— BEGIN Extracted material —
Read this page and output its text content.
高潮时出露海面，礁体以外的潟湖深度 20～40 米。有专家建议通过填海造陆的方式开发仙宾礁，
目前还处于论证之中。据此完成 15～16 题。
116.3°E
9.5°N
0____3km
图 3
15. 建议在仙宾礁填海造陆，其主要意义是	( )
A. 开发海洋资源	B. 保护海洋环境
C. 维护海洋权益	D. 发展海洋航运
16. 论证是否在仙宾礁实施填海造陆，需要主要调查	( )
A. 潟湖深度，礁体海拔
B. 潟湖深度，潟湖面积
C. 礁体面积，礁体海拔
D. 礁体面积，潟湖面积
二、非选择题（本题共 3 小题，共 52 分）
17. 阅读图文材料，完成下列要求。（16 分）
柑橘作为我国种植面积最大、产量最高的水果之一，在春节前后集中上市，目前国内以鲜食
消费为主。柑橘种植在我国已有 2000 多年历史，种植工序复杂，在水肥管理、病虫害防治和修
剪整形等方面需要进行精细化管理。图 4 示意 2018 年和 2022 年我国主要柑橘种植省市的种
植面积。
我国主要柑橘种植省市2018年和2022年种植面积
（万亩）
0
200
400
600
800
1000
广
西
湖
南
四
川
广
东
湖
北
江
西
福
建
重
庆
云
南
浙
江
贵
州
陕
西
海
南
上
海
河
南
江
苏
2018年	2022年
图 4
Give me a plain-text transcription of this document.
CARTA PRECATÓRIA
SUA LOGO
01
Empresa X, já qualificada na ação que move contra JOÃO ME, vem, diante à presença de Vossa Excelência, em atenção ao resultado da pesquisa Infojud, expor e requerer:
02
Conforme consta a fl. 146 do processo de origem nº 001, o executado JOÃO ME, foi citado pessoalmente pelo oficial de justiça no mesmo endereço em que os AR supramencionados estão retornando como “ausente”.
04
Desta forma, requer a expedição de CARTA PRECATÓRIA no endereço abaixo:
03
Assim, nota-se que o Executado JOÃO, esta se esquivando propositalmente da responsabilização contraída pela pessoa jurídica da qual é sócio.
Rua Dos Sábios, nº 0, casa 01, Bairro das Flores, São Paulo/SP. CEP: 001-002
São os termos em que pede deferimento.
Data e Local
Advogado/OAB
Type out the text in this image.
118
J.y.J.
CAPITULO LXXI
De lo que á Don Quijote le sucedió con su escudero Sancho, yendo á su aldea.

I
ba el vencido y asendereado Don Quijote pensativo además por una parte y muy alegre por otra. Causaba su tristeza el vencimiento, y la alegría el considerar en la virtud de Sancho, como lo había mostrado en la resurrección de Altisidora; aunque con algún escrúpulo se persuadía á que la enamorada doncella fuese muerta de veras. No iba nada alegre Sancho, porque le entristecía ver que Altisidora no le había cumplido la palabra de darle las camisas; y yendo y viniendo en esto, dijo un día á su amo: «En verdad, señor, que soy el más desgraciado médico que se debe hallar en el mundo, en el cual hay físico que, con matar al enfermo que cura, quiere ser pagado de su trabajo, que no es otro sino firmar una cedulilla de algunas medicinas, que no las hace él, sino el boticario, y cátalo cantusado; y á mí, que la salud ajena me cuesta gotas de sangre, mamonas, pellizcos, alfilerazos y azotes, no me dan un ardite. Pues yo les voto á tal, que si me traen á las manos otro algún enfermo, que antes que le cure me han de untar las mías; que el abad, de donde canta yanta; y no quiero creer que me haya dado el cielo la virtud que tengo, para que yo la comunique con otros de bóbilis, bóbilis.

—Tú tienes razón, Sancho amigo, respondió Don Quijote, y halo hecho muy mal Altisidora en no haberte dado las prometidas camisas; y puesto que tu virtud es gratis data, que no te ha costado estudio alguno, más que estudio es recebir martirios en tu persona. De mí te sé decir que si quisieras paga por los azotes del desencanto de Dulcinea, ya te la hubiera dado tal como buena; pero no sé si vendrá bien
— END Extracted material —
Filter the entries down to the lines containing "PRECATÓRIA". Copy each of those lines.

CARTA PRECATÓRIA
Desta forma, requer a expedição de CARTA PRECATÓRIA no endereço abaixo:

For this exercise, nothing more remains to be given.